(Dataset rows about figures)

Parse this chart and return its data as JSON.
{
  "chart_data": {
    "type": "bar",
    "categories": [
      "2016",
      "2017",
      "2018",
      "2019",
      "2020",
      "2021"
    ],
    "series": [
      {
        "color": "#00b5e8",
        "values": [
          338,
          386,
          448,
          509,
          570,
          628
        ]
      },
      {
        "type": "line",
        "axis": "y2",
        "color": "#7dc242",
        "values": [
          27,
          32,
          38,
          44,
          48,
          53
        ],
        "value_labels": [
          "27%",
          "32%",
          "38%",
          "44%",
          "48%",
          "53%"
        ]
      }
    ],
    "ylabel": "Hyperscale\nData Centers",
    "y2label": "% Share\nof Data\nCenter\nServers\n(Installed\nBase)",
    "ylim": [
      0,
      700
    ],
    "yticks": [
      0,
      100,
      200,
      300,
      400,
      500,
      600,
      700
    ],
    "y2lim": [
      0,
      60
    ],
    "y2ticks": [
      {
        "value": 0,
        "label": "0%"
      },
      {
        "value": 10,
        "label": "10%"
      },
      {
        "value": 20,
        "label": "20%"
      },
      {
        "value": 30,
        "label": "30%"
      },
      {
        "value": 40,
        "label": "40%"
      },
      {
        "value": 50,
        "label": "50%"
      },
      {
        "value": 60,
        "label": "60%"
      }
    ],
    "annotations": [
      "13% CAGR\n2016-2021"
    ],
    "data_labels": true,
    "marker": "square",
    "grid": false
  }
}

§ **What is required**
Emit the records above again, exactly, with no line skipped.

§ **Result for this task**
Parse this chart and return its data as JSON.
{
  "chart_data": {
    "type": "bar",
    "categories": [
      "2016",
      "2017",
      "2018",
      "2019",
      "2020",
      "2021"
    ],
    "series": [
      {
        "color": "#00b5e8",
        "values": [
          338,
          386,
          448,
          509,
          570,
          628
        ]
      },
      {
        "type": "line",
        "axis": "y2",
        "color": "#7dc242",
        "values": [
          27,
          32,
          38,
          44,
          48,
          53
        ],
        "value_labels": [
          "27%",
          "32%",
          "38%",
          "44%",
          "48%",
          "53%"
        ]
      }
    ],
    "ylabel": "Hyperscale\nData Centers",
    "y2label": "% Share\nof Data\nCenter\nServers\n(Installed\nBase)",
    "ylim": [
      0,
      700
    ],
    "yticks": [
      0,
      100,
      200,
      300,
      400,
      500,
      600,
      700
    ],
    "y2lim": [
      0,
      60
    ],
    "y2ticks": [
      {
        "value": 0,
        "label": "0%"
      },
      {
        "value": 10,
        "label": "10%"
      },
      {
        "value": 20,
        "label": "20%"
      },
      {
        "value": 30,
        "label": "30%"
      },
      {
        "value": 40,
        "label": "40%"
      },
      {
        "value": 50,
        "label": "50%"
      },
      {
        "value": 60,
        "label": "60%"
      }
    ],
    "annotations": [
      "13% CAGR\n2016-2021"
    ],
    "data_labels": true,
    "marker": "square",
    "grid": false
  }
}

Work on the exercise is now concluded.